Stated exercise →
Return all lines from the listing below in which the string "NOAA" occurs.

** START Task inputs **

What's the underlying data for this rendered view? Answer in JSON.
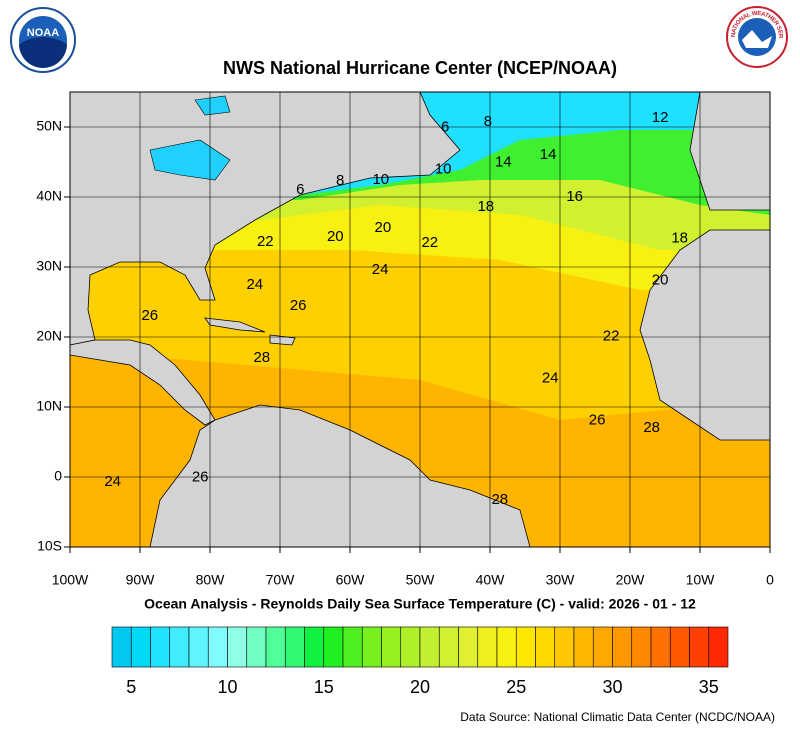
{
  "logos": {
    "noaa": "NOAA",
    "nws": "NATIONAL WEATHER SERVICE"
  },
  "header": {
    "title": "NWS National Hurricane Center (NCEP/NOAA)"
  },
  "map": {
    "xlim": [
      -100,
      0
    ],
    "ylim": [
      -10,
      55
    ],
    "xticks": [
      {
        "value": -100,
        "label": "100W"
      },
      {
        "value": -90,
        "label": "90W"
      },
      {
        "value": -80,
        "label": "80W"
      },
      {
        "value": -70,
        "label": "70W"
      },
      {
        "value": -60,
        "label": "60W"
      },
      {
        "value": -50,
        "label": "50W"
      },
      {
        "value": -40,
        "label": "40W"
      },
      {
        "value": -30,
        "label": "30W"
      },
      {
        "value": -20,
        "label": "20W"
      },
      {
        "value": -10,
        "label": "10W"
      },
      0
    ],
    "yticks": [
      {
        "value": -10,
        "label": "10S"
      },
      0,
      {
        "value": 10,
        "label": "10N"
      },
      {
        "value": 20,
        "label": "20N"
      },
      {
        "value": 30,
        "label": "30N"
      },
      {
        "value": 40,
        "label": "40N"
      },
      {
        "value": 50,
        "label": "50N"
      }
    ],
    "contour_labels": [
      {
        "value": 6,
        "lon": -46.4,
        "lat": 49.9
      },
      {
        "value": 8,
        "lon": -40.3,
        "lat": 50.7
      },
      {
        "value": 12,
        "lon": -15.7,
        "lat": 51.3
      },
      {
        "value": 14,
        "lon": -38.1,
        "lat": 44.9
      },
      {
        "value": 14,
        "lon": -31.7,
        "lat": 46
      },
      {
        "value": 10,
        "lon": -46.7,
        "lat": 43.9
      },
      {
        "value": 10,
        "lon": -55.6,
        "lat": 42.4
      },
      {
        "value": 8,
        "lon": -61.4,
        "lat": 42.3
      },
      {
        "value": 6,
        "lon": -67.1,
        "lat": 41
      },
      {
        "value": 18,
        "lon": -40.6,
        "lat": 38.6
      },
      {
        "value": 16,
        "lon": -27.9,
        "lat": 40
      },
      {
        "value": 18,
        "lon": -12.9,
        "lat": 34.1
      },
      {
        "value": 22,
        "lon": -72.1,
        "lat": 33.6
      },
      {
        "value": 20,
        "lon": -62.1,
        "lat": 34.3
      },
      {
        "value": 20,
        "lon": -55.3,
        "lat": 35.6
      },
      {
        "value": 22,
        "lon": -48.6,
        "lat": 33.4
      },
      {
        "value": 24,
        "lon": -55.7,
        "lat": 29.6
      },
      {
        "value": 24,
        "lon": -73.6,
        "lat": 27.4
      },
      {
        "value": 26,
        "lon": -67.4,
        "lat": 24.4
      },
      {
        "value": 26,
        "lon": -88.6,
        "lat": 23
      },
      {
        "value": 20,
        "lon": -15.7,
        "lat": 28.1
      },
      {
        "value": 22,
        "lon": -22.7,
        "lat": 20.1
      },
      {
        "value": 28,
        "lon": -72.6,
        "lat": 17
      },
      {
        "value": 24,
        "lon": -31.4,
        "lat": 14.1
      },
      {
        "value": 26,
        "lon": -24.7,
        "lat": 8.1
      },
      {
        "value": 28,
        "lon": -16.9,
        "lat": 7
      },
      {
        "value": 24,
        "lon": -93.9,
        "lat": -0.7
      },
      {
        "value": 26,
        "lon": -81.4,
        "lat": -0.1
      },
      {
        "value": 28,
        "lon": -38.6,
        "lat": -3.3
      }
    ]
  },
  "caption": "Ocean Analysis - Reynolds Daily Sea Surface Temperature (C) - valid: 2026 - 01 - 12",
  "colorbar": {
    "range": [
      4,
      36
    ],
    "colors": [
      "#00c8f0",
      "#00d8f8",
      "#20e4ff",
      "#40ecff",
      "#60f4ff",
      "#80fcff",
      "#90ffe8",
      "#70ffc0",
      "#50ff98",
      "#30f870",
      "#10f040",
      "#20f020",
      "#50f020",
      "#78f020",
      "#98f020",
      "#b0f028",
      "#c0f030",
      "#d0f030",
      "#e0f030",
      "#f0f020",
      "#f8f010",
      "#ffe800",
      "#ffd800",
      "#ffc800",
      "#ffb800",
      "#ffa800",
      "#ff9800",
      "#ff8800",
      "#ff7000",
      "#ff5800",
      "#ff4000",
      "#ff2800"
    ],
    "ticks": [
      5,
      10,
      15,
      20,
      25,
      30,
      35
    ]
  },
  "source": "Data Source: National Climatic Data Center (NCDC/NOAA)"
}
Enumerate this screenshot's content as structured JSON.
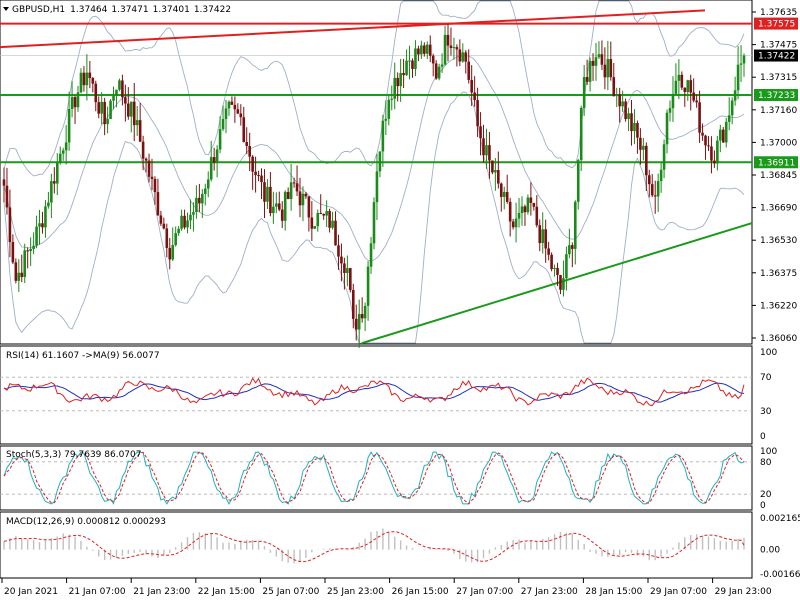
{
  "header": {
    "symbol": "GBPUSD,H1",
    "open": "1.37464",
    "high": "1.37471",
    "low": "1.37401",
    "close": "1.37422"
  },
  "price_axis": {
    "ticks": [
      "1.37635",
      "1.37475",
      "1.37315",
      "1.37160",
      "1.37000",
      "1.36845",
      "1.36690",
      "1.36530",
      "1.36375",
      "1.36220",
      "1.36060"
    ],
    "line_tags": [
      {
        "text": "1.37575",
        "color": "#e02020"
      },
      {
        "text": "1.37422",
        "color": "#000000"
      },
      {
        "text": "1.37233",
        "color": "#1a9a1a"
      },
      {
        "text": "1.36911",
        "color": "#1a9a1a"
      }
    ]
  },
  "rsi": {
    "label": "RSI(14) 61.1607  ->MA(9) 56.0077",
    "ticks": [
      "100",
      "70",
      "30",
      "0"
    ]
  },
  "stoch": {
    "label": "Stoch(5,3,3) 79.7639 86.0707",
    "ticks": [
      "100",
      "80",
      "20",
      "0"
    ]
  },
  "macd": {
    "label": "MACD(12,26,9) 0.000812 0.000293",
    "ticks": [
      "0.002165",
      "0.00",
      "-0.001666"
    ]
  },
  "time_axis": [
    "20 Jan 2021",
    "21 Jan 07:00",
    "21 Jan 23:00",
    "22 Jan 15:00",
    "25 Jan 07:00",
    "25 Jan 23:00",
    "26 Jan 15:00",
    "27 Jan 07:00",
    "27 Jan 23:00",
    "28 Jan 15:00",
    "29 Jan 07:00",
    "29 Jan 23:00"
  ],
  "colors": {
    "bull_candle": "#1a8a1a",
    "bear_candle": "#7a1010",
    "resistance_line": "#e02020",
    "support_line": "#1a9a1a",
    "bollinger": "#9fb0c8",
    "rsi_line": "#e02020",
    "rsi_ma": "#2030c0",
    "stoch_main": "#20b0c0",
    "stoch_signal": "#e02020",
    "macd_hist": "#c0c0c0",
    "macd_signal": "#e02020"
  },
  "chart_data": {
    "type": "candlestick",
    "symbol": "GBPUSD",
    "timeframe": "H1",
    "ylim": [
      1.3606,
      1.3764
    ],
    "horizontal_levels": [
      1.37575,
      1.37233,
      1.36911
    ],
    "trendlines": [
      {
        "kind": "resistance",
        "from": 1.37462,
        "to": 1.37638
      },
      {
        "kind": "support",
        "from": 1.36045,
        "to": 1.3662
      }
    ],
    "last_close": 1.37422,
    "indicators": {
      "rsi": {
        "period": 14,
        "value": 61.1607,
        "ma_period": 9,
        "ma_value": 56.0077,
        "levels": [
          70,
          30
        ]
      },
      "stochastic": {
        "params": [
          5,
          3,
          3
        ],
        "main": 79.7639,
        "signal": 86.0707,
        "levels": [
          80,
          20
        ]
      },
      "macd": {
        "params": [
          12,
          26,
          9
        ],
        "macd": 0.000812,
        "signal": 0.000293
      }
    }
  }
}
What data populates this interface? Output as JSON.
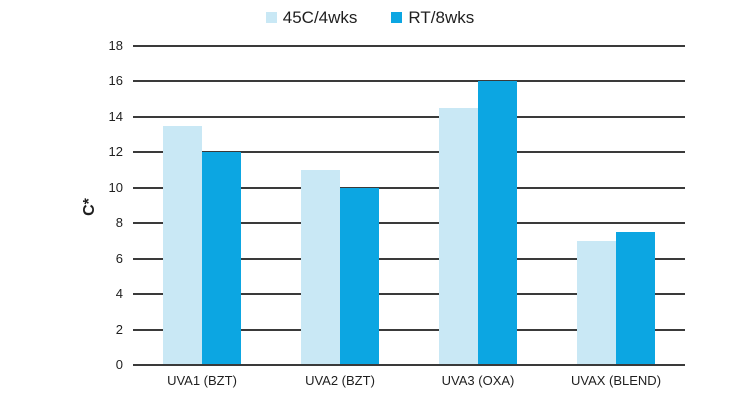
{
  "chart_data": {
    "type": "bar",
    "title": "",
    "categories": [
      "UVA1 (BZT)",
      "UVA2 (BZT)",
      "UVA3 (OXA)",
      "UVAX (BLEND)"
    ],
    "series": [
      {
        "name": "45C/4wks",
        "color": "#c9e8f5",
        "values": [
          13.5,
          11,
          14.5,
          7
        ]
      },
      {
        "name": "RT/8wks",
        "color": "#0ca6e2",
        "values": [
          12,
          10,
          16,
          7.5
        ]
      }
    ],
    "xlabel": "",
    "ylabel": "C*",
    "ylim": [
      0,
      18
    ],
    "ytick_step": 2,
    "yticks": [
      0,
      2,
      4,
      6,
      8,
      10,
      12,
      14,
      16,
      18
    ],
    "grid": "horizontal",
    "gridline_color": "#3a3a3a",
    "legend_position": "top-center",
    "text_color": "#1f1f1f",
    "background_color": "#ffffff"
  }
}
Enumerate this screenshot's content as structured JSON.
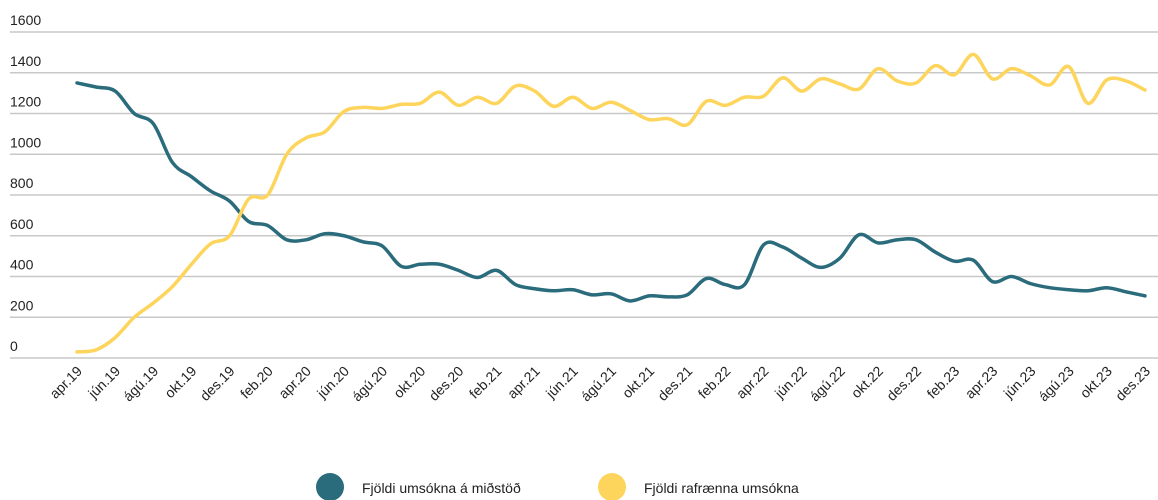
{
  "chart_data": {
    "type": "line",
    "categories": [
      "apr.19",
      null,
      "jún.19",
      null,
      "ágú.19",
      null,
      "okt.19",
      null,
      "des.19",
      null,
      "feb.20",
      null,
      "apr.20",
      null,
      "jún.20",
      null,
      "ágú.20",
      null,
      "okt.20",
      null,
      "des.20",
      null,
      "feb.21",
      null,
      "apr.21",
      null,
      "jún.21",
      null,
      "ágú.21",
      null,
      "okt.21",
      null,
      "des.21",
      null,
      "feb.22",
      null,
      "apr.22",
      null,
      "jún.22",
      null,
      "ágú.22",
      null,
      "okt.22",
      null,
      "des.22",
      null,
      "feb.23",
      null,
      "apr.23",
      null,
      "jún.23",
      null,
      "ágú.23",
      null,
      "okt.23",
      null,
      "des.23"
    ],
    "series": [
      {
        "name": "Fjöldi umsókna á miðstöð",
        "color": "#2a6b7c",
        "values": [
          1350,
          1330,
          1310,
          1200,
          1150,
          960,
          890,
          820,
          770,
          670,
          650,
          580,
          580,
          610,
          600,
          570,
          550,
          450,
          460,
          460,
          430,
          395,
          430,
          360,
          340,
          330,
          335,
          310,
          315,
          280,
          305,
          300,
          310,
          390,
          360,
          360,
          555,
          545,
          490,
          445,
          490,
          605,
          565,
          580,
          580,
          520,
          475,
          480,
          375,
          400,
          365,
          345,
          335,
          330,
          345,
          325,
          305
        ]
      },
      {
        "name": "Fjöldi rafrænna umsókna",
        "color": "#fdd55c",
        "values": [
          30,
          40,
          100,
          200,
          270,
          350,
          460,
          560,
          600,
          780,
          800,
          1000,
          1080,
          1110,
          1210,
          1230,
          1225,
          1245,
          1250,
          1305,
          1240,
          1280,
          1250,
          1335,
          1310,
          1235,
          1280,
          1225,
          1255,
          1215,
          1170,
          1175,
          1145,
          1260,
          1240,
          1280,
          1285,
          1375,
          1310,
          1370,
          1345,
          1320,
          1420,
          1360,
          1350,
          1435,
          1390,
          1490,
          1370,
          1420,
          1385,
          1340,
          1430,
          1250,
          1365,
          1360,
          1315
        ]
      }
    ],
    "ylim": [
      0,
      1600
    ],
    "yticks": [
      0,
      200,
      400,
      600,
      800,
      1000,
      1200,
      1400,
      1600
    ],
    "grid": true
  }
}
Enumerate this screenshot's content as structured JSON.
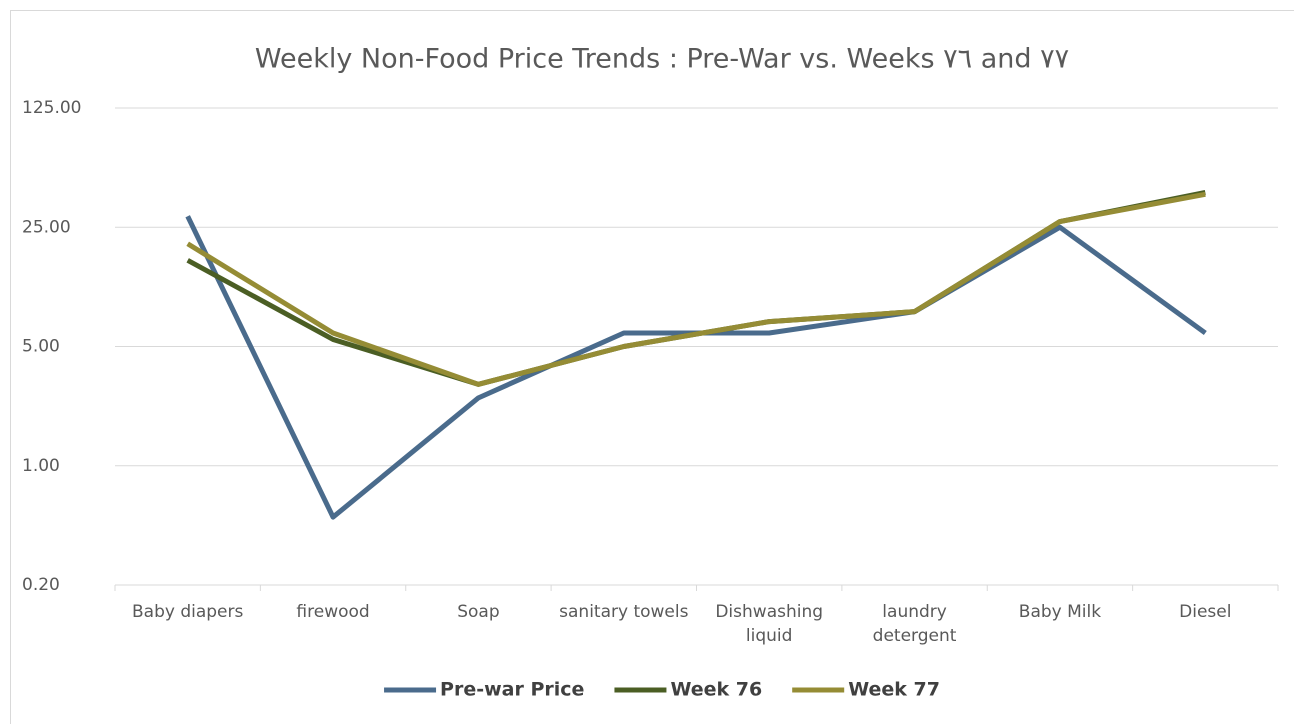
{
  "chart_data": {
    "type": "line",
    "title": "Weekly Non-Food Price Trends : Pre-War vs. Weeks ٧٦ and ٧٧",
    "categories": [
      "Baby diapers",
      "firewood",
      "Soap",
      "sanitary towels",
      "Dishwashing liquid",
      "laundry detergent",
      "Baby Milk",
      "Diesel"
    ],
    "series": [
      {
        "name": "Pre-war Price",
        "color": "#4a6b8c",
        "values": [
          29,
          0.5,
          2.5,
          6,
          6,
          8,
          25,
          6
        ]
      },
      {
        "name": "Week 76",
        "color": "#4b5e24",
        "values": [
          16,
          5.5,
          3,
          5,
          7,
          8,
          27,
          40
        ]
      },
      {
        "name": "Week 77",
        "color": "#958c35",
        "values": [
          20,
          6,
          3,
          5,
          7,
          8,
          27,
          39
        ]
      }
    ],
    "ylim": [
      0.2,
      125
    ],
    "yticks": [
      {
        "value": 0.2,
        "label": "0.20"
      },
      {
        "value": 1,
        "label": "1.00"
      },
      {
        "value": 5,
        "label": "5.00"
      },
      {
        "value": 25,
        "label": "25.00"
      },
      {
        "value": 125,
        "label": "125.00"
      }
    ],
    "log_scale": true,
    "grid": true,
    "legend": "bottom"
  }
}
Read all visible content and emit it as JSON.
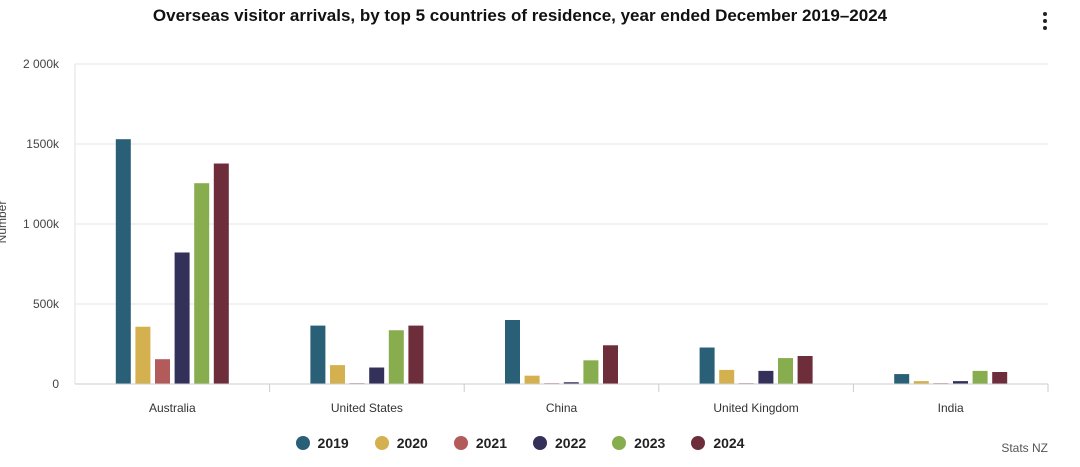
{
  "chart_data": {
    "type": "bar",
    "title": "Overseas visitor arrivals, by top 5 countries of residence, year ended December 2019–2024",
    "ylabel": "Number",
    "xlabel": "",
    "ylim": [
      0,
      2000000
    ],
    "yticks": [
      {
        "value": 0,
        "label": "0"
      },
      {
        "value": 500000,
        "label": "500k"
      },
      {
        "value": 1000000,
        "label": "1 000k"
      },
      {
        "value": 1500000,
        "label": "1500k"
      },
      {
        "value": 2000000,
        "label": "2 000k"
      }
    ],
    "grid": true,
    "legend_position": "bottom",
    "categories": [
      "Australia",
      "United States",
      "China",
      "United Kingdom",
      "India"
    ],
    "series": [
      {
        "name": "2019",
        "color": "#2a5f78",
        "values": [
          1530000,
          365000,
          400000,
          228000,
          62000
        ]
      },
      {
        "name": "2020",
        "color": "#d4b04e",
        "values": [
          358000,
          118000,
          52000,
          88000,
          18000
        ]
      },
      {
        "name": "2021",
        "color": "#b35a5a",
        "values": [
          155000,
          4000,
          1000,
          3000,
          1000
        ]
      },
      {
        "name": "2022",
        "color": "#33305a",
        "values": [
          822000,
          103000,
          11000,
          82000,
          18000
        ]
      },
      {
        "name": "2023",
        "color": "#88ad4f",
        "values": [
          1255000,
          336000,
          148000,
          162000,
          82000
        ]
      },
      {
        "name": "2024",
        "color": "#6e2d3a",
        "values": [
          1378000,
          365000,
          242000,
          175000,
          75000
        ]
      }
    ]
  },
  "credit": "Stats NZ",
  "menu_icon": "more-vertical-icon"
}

** END Task inputs **

The reply →
    "noaa": "NOAA",
    "title": "NWS National Hurricane Center (NCEP/NOAA)"
  "source": "Data Source: National Climatic Data Center (NCDC/NOAA)"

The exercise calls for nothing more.